● SHORT TASK
Keep only the lines of the data below that contain "name", and copy them.

[START OF DATASET EXCERPTS]

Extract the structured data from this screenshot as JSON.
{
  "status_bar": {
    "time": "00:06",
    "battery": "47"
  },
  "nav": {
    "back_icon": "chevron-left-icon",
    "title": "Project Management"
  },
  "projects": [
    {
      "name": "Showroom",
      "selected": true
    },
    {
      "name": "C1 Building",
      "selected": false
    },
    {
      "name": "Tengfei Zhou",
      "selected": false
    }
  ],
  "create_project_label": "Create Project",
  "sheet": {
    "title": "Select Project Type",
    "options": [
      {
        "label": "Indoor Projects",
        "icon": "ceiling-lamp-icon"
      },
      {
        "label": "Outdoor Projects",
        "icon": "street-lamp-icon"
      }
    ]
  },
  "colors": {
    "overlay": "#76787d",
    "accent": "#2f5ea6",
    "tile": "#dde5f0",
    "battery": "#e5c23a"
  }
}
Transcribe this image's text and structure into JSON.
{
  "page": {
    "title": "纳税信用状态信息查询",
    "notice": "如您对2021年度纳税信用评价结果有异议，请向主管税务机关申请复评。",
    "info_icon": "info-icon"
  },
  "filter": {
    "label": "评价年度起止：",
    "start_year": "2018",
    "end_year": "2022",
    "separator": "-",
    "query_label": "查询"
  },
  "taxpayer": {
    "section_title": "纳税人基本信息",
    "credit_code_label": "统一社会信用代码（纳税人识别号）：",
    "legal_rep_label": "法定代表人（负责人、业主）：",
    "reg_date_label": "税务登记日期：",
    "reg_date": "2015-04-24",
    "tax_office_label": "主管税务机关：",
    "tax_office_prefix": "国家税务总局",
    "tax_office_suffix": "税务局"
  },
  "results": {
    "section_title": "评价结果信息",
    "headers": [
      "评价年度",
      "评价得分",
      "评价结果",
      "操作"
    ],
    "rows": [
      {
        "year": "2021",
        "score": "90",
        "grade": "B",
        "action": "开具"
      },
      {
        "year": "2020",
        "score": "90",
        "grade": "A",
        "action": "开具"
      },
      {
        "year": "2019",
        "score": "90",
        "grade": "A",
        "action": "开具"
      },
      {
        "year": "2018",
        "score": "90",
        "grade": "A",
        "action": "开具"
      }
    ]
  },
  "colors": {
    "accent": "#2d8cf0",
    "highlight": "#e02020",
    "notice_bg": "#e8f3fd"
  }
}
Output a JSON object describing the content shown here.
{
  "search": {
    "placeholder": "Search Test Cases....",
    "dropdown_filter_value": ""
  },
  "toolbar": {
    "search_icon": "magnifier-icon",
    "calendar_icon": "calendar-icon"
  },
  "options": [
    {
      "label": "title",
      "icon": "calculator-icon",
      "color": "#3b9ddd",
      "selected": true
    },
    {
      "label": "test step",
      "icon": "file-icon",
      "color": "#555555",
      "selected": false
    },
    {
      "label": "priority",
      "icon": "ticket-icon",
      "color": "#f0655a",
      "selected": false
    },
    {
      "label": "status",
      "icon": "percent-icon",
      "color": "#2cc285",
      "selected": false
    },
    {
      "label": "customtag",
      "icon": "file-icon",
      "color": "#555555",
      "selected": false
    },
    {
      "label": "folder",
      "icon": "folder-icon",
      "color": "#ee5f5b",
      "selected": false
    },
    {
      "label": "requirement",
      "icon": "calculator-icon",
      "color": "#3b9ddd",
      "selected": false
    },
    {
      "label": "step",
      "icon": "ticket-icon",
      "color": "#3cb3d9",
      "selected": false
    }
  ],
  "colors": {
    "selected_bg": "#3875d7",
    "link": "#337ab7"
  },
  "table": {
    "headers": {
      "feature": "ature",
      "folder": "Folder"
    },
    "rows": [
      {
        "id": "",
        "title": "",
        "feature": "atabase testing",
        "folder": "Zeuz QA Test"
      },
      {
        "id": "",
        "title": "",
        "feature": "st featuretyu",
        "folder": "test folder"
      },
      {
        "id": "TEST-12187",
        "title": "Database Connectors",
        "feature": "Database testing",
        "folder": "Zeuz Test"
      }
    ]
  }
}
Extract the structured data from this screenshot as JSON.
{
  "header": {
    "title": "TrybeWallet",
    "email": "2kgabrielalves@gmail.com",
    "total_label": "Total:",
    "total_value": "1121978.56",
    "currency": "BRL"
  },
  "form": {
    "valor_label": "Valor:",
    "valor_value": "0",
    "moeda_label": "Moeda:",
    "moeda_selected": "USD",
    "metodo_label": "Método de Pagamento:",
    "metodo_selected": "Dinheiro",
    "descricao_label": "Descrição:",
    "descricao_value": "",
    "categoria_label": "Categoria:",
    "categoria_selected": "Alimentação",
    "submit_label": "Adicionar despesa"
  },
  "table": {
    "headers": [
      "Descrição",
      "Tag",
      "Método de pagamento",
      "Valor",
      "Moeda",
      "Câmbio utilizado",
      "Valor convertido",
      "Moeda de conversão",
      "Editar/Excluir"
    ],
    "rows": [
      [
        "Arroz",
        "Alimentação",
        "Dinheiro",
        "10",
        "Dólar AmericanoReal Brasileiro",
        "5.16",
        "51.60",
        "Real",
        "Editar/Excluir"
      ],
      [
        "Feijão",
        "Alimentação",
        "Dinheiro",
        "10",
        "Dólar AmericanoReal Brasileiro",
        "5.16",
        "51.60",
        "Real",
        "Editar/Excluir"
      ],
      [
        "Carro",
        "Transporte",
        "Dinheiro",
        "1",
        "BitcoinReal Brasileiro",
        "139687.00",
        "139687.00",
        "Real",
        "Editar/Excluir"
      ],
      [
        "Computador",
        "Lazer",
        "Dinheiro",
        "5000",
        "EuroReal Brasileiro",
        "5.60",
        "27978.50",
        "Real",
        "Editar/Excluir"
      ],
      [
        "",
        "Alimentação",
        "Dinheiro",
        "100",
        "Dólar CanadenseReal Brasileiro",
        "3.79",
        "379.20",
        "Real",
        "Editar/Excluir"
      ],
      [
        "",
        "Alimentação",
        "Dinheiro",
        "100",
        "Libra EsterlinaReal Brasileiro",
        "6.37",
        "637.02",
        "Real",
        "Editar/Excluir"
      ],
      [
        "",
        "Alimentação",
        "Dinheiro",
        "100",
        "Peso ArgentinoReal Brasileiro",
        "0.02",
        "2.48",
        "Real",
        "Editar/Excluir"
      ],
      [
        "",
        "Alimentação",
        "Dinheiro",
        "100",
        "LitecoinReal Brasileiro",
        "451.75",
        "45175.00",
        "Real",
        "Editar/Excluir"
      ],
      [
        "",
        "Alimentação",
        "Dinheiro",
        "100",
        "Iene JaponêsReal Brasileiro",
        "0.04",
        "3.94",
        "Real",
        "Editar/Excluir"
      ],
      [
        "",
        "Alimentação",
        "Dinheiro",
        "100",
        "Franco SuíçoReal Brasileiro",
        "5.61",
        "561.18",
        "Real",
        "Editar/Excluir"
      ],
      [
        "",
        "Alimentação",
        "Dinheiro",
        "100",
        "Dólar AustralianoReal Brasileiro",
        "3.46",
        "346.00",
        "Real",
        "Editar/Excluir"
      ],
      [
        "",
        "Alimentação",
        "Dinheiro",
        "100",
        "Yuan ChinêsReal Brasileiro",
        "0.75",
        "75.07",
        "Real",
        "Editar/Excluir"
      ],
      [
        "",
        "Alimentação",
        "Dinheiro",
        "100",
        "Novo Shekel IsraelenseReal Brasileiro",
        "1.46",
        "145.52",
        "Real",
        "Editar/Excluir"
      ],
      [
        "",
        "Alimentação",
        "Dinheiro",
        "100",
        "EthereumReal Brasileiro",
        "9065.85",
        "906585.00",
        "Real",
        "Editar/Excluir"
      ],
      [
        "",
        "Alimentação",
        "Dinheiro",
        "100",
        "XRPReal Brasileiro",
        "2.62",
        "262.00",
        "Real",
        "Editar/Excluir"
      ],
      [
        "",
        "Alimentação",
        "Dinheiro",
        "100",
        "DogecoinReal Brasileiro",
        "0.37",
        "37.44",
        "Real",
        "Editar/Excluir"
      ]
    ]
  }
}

[END OF DATASET EXCERPTS]

● CORRECT RESULT
      "name": "Showroom",
      "name": "C1 Building",
      "name": "Tengfei Zhou",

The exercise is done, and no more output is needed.